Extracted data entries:
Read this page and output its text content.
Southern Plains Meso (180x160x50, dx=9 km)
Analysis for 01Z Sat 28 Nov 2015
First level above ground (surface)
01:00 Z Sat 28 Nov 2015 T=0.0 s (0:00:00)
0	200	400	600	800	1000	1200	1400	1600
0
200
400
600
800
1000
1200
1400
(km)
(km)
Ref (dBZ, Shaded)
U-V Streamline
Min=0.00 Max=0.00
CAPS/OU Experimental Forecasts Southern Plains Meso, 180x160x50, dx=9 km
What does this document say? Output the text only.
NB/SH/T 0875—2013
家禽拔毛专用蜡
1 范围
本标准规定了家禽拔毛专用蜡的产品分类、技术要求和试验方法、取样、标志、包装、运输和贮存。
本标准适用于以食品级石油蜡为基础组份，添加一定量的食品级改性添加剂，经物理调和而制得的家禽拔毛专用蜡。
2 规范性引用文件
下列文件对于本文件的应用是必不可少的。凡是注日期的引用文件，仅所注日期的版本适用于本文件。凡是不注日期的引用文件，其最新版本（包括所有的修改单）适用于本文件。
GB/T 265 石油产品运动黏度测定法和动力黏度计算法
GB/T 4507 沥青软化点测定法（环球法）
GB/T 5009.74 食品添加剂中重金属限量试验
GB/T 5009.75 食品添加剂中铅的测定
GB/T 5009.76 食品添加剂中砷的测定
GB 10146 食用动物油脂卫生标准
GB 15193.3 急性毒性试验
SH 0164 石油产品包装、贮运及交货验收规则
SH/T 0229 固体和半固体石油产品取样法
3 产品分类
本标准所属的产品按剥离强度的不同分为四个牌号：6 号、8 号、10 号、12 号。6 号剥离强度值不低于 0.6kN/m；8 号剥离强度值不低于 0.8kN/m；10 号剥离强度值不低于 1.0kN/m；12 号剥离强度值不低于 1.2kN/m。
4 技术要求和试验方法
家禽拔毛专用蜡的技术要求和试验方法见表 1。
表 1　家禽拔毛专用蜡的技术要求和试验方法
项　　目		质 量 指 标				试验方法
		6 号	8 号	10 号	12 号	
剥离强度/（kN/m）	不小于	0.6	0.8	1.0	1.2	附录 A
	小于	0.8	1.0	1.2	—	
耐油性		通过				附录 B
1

Job -> Give back the lines above exactly, from the one with "What does this" through the last line.

Full output ->
What does this document say? Output the text only.
NB/SH/T 0875—2013
家禽拔毛专用蜡
1 范围
本标准规定了家禽拔毛专用蜡的产品分类、技术要求和试验方法、取样、标志、包装、运输和贮存。
本标准适用于以食品级石油蜡为基础组份，添加一定量的食品级改性添加剂，经物理调和而制得的家禽拔毛专用蜡。
2 规范性引用文件
下列文件对于本文件的应用是必不可少的。凡是注日期的引用文件，仅所注日期的版本适用于本文件。凡是不注日期的引用文件，其最新版本（包括所有的修改单）适用于本文件。
GB/T 265 石油产品运动黏度测定法和动力黏度计算法
GB/T 4507 沥青软化点测定法（环球法）
GB/T 5009.74 食品添加剂中重金属限量试验
GB/T 5009.75 食品添加剂中铅的测定
GB/T 5009.76 食品添加剂中砷的测定
GB 10146 食用动物油脂卫生标准
GB 15193.3 急性毒性试验
SH 0164 石油产品包装、贮运及交货验收规则
SH/T 0229 固体和半固体石油产品取样法
3 产品分类
本标准所属的产品按剥离强度的不同分为四个牌号：6 号、8 号、10 号、12 号。6 号剥离强度值不低于 0.6kN/m；8 号剥离强度值不低于 0.8kN/m；10 号剥离强度值不低于 1.0kN/m；12 号剥离强度值不低于 1.2kN/m。
4 技术要求和试验方法
家禽拔毛专用蜡的技术要求和试验方法见表 1。
表 1　家禽拔毛专用蜡的技术要求和试验方法
项　　目		质 量 指 标				试验方法
		6 号	8 号	10 号	12 号	
剥离强度/（kN/m）	不小于	0.6	0.8	1.0	1.2	附录 A
	小于	0.8	1.0	1.2	—	
耐油性		通过				附录 B
1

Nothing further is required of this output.